[Records from a collection of figures]
+++
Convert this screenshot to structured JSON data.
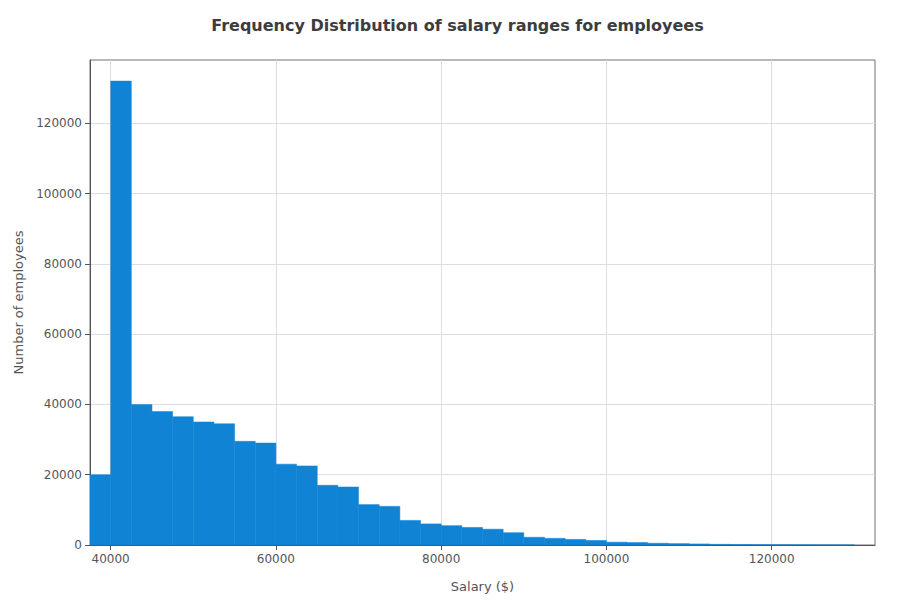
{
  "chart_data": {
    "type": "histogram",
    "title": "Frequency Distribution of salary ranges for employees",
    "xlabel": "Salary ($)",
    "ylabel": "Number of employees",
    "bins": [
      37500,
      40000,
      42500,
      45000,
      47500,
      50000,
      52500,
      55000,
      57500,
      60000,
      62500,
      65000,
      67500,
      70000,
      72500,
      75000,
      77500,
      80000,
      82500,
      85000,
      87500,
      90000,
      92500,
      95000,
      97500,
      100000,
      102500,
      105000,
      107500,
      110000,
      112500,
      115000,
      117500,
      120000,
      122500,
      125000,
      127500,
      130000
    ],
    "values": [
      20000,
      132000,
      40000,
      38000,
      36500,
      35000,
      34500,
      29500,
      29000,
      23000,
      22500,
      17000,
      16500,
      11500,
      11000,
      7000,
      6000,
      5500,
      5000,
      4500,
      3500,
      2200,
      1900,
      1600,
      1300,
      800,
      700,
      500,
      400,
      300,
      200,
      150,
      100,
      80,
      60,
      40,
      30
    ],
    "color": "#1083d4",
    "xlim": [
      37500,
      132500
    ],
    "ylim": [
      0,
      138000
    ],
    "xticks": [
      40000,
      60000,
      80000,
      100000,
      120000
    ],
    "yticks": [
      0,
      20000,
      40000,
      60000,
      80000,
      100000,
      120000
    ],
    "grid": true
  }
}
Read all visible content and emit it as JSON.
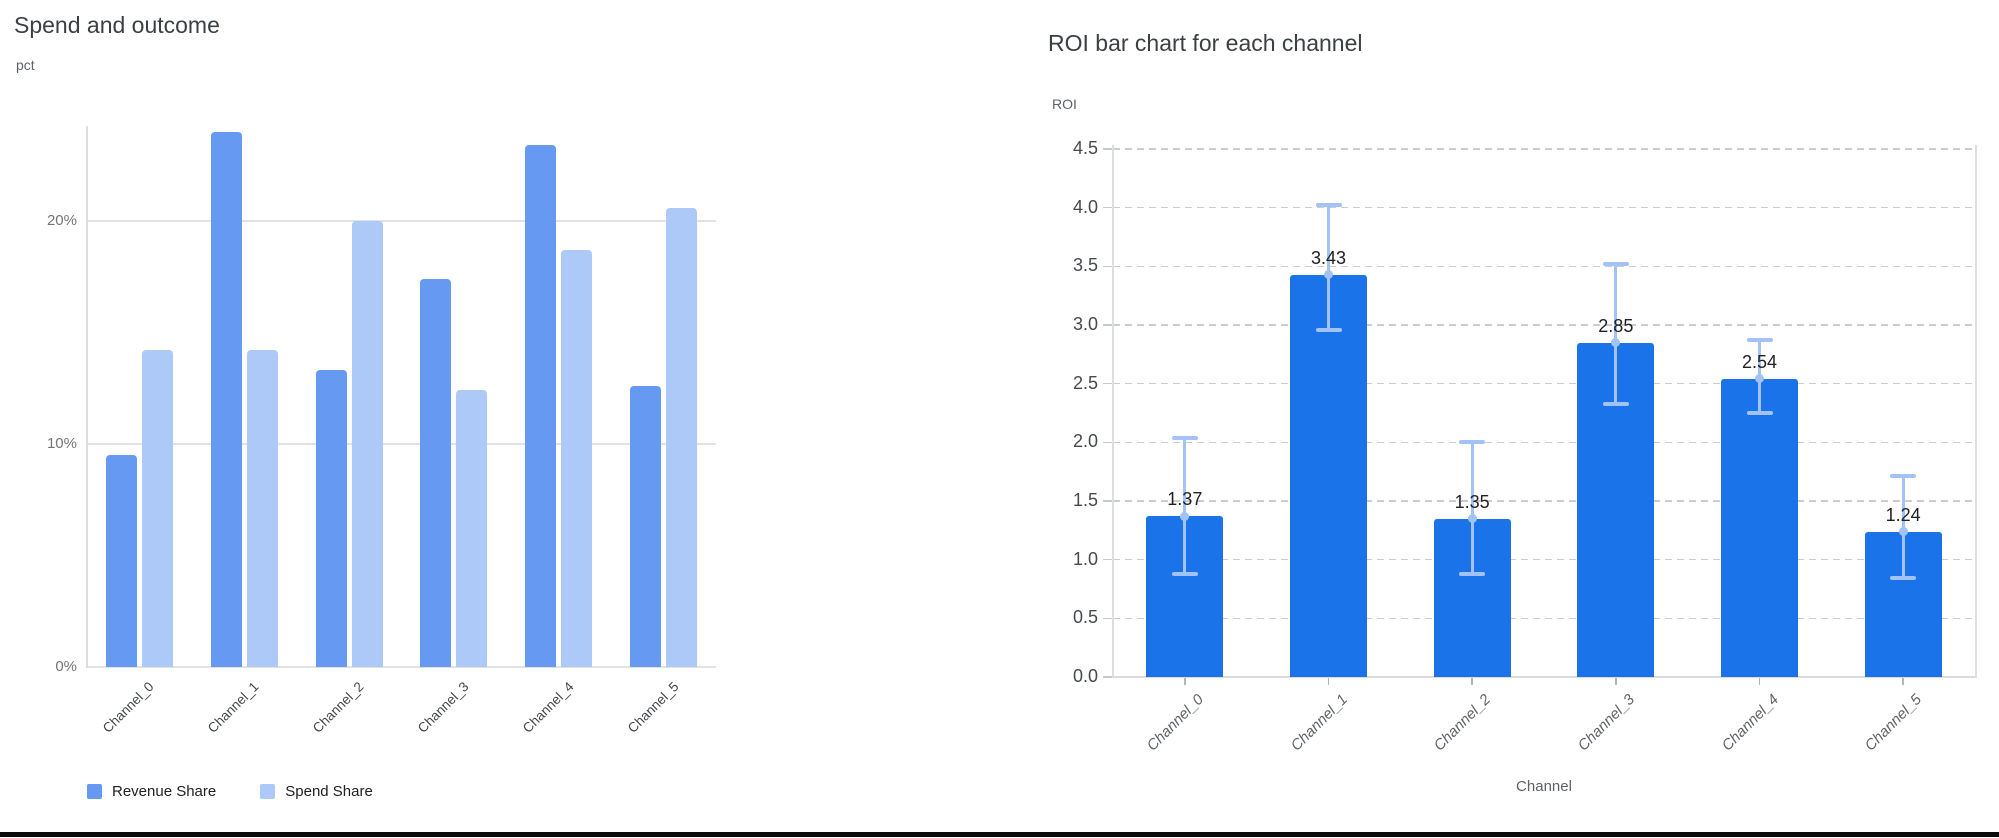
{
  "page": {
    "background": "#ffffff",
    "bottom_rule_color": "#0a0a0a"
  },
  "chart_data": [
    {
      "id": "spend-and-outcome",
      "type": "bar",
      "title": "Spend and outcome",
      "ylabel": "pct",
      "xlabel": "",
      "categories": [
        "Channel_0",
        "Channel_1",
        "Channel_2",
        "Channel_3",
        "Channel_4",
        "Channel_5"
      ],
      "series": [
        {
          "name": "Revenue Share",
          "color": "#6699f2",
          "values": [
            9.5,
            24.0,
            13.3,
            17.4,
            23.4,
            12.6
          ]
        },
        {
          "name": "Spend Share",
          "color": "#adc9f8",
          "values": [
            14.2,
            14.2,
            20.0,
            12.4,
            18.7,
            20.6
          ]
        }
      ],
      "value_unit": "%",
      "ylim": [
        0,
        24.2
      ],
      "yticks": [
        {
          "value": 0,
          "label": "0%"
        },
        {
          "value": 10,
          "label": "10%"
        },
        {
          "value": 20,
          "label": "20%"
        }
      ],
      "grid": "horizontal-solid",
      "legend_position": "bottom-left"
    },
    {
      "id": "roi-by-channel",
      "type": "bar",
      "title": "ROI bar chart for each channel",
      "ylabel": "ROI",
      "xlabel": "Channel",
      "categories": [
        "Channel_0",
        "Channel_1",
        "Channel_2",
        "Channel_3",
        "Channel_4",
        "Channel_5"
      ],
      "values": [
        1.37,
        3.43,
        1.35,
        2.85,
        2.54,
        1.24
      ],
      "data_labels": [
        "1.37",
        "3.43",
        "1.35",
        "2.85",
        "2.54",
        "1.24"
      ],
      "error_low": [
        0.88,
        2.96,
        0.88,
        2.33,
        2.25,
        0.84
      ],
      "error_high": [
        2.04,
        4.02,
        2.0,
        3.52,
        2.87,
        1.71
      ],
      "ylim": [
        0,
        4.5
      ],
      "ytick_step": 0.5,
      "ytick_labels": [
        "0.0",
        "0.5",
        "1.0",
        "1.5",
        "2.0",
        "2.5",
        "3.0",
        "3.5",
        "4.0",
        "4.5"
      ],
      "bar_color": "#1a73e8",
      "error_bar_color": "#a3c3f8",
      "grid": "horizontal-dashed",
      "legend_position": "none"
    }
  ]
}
+++
*Goal of the exercise*
Quote the entries in full. Any image among them is to be omitted from the copy.

*Output*
Convert this screenshot to structured JSON data.
{
  "chart_data": {
    "type": "histogram",
    "title": "Frequency Distribution of salary ranges for employees",
    "xlabel": "Salary ($)",
    "ylabel": "Number of employees",
    "bins": [
      37500,
      40000,
      42500,
      45000,
      47500,
      50000,
      52500,
      55000,
      57500,
      60000,
      62500,
      65000,
      67500,
      70000,
      72500,
      75000,
      77500,
      80000,
      82500,
      85000,
      87500,
      90000,
      92500,
      95000,
      97500,
      100000,
      102500,
      105000,
      107500,
      110000,
      112500,
      115000,
      117500,
      120000,
      122500,
      125000,
      127500,
      130000
    ],
    "values": [
      20000,
      132000,
      40000,
      38000,
      36500,
      35000,
      34500,
      29500,
      29000,
      23000,
      22500,
      17000,
      16500,
      11500,
      11000,
      7000,
      6000,
      5500,
      5000,
      4500,
      3500,
      2200,
      1900,
      1600,
      1300,
      800,
      700,
      500,
      400,
      300,
      200,
      150,
      100,
      80,
      60,
      40,
      30
    ],
    "color": "#1083d4",
    "xlim": [
      37500,
      132500
    ],
    "ylim": [
      0,
      138000
    ],
    "xticks": [
      40000,
      60000,
      80000,
      100000,
      120000
    ],
    "yticks": [
      0,
      20000,
      40000,
      60000,
      80000,
      100000,
      120000
    ],
    "grid": true
  }
}
Read all visible content and emit it as JSON.
{
  "page": {
    "background": "#ffffff",
    "bottom_rule_color": "#0a0a0a"
  },
  "chart_data": [
    {
      "id": "spend-and-outcome",
      "type": "bar",
      "title": "Spend and outcome",
      "ylabel": "pct",
      "xlabel": "",
      "categories": [
        "Channel_0",
        "Channel_1",
        "Channel_2",
        "Channel_3",
        "Channel_4",
        "Channel_5"
      ],
      "series": [
        {
          "name": "Revenue Share",
          "color": "#6699f2",
          "values": [
            9.5,
            24.0,
            13.3,
            17.4,
            23.4,
            12.6
          ]
        },
        {
          "name": "Spend Share",
          "color": "#adc9f8",
          "values": [
            14.2,
            14.2,
            20.0,
            12.4,
            18.7,
            20.6
          ]
        }
      ],
      "value_unit": "%",
      "ylim": [
        0,
        24.2
      ],
      "yticks": [
        {
          "value": 0,
          "label": "0%"
        },
        {
          "value": 10,
          "label": "10%"
        },
        {
          "value": 20,
          "label": "20%"
        }
      ],
      "grid": "horizontal-solid",
      "legend_position": "bottom-left"
    },
    {
      "id": "roi-by-channel",
      "type": "bar",
      "title": "ROI bar chart for each channel",
      "ylabel": "ROI",
      "xlabel": "Channel",
      "categories": [
        "Channel_0",
        "Channel_1",
        "Channel_2",
        "Channel_3",
        "Channel_4",
        "Channel_5"
      ],
      "values": [
        1.37,
        3.43,
        1.35,
        2.85,
        2.54,
        1.24
      ],
      "data_labels": [
        "1.37",
        "3.43",
        "1.35",
        "2.85",
        "2.54",
        "1.24"
      ],
      "error_low": [
        0.88,
        2.96,
        0.88,
        2.33,
        2.25,
        0.84
      ],
      "error_high": [
        2.04,
        4.02,
        2.0,
        3.52,
        2.87,
        1.71
      ],
      "ylim": [
        0,
        4.5
      ],
      "ytick_step": 0.5,
      "ytick_labels": [
        "0.0",
        "0.5",
        "1.0",
        "1.5",
        "2.0",
        "2.5",
        "3.0",
        "3.5",
        "4.0",
        "4.5"
      ],
      "bar_color": "#1a73e8",
      "error_bar_color": "#a3c3f8",
      "grid": "horizontal-dashed",
      "legend_position": "none"
    }
  ]
}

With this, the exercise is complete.